* [Given request a]:
Copy the records word for word, from the first line of the records through the line holding "point — [269, 192, 282, 205]", inclusive.

* [Selected text]:
Own Your Story and Find Your Passion
Creativity can be a double-edged sword because there is so much that inspires us that we often feel directionless in a sea of options.
This isn’t inherently a bad thing, but sometimes it can feel like we’re OK at a lot of things, but not GREAT at anything. It’s incredibly disheartening and can make us feel apathetic or even depressed.
Finding your passion is hard. Some people find it immediately and for others it takes decades.
I’m here to tell you not to give up. Let me tell you how I found mine.
I’ve always been a creative at heart and I loved all things crafty. Growing up I thought drawing was my passion.
I carried a sketchbook with me everywhere, doodling and drawing everything, but despite the praise from friends and family something just felt off.
As I got older I began to hate drawing and once I got to a private art school, I realized that not only was I not as good as the other artists around me, but I distinctly lacked the passion they held for it. So I switched to sculpture.
And I tried EVERYTHING material-wise, from ceramics to bronze-casting to mixed media. It was better, but I still felt like I was floundering in the dark. I fell victim to comparison more times than I can count.

* [Data extract]:
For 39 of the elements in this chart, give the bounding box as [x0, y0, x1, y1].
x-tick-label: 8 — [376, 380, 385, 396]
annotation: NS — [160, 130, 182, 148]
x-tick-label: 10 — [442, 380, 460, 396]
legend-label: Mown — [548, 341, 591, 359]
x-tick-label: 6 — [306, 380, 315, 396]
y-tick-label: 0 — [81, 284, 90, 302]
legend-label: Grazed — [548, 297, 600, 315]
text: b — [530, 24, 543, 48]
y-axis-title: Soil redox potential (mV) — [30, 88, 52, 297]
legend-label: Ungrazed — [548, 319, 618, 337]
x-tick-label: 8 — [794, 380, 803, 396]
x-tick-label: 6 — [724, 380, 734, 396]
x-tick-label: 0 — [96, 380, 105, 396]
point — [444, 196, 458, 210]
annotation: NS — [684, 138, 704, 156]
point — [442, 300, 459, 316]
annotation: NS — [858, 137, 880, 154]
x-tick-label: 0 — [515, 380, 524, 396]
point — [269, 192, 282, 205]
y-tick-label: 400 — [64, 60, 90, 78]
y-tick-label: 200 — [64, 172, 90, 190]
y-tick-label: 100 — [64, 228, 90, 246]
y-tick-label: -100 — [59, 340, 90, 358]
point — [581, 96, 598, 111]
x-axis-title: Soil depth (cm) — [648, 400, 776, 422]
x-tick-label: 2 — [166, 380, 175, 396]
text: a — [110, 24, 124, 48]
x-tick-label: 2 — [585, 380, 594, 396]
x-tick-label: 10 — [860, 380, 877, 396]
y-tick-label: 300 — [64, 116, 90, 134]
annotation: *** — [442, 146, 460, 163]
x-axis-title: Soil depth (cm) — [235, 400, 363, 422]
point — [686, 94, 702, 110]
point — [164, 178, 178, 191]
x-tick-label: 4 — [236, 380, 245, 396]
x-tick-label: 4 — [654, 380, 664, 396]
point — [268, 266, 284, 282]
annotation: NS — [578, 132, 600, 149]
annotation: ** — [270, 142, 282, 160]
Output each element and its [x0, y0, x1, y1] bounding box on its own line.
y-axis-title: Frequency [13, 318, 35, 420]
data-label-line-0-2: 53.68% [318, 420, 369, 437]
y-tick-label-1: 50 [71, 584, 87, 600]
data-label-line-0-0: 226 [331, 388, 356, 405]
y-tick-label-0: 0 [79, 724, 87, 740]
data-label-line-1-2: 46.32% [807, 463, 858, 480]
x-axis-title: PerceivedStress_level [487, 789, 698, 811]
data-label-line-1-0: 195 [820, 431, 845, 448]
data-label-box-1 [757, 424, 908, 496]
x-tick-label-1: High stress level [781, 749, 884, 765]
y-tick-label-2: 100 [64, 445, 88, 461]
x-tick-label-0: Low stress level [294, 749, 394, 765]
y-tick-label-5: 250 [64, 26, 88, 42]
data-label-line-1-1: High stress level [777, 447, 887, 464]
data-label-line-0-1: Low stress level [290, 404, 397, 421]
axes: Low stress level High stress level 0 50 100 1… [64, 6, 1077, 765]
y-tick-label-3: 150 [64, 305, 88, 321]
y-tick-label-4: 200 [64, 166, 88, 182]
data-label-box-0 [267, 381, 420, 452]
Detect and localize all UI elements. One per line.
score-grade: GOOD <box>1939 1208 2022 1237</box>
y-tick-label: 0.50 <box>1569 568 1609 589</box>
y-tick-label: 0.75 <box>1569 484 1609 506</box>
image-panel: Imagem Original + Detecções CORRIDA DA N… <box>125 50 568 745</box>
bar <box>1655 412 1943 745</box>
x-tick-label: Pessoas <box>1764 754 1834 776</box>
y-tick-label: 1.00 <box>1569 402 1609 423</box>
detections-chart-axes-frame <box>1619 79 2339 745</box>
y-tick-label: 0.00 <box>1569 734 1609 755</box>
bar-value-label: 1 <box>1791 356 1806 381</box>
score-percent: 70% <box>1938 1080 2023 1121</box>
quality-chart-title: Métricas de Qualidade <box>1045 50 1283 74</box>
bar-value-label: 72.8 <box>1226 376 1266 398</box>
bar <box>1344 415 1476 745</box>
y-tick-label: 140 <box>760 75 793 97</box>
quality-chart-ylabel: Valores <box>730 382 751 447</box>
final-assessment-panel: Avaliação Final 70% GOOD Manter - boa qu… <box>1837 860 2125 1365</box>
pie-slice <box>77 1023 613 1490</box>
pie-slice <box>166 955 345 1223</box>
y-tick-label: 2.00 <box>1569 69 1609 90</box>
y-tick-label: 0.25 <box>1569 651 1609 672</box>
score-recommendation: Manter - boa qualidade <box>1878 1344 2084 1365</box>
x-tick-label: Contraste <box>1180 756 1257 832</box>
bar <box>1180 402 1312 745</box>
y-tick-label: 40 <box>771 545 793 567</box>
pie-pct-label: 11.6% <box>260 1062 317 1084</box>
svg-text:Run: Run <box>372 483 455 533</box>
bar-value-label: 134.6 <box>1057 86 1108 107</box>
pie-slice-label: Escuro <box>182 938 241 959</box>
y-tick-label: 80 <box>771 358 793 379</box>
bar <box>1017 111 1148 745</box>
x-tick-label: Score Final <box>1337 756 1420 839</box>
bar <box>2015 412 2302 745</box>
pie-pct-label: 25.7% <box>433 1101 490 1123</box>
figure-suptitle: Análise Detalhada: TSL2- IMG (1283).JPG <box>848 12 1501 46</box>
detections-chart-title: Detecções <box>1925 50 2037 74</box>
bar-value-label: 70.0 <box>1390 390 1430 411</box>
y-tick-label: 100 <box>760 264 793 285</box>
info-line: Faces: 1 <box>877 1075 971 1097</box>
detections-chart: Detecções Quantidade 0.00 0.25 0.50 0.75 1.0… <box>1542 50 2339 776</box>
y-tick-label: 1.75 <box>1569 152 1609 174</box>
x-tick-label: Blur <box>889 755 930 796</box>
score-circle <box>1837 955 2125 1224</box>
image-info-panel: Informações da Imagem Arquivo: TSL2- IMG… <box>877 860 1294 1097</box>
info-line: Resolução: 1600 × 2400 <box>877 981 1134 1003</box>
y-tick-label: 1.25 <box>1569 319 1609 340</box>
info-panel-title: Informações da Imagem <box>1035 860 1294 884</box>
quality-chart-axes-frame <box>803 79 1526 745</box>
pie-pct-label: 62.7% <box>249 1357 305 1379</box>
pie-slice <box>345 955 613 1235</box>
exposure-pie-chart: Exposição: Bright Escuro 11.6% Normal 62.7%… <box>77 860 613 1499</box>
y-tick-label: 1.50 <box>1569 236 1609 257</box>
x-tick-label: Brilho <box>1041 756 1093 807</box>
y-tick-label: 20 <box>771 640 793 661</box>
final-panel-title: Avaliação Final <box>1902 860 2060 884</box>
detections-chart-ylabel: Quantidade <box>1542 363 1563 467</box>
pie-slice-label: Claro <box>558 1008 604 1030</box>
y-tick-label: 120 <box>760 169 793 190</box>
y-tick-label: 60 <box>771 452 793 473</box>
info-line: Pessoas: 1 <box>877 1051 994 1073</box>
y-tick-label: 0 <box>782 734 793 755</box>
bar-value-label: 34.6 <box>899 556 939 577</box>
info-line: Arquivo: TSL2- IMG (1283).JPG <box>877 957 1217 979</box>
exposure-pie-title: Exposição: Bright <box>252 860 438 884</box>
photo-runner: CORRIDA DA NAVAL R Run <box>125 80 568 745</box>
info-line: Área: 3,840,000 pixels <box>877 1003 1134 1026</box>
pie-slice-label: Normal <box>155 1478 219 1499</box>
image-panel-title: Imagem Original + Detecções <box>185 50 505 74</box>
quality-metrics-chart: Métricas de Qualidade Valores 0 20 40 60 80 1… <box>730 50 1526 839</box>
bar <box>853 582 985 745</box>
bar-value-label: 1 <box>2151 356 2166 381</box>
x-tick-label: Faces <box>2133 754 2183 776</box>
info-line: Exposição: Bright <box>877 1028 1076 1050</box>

* [Given request b]:
In the passage about finding your passion, rewrite the part between "I’ve always been" and "switched to sculpture.", inclusive, with "drawing" changed to "painting".

* [Task output a]:
For 39 of the elements in this chart, give the bounding box as [x0, y0, x1, y1].
x-tick-label: 8 — [376, 380, 385, 396]
annotation: NS — [160, 130, 182, 148]
x-tick-label: 10 — [442, 380, 460, 396]
legend-label: Mown — [548, 341, 591, 359]
x-tick-label: 6 — [306, 380, 315, 396]
y-tick-label: 0 — [81, 284, 90, 302]
legend-label: Grazed — [548, 297, 600, 315]
text: b — [530, 24, 543, 48]
y-axis-title: Soil redox potential (mV) — [30, 88, 52, 297]
legend-label: Ungrazed — [548, 319, 618, 337]
x-tick-label: 8 — [794, 380, 803, 396]
x-tick-label: 6 — [724, 380, 734, 396]
x-tick-label: 0 — [96, 380, 105, 396]
point — [444, 196, 458, 210]
annotation: NS — [684, 138, 704, 156]
point — [442, 300, 459, 316]
annotation: NS — [858, 137, 880, 154]
x-tick-label: 0 — [515, 380, 524, 396]
point — [269, 192, 282, 205]

* [Task output b]:
I’ve always been a creative at heart and I loved all things crafty. Growing up I thought painting was my passion.
I carried a sketchbook with me everywhere, doodling and painting everything, but despite the praise from friends and family something just felt off.
As I got older I began to hate painting and once I got to a private art school, I realized that not only was I not as good as the other artists around me, but I distinctly lacked the passion they held for it. So I switched to sculpture.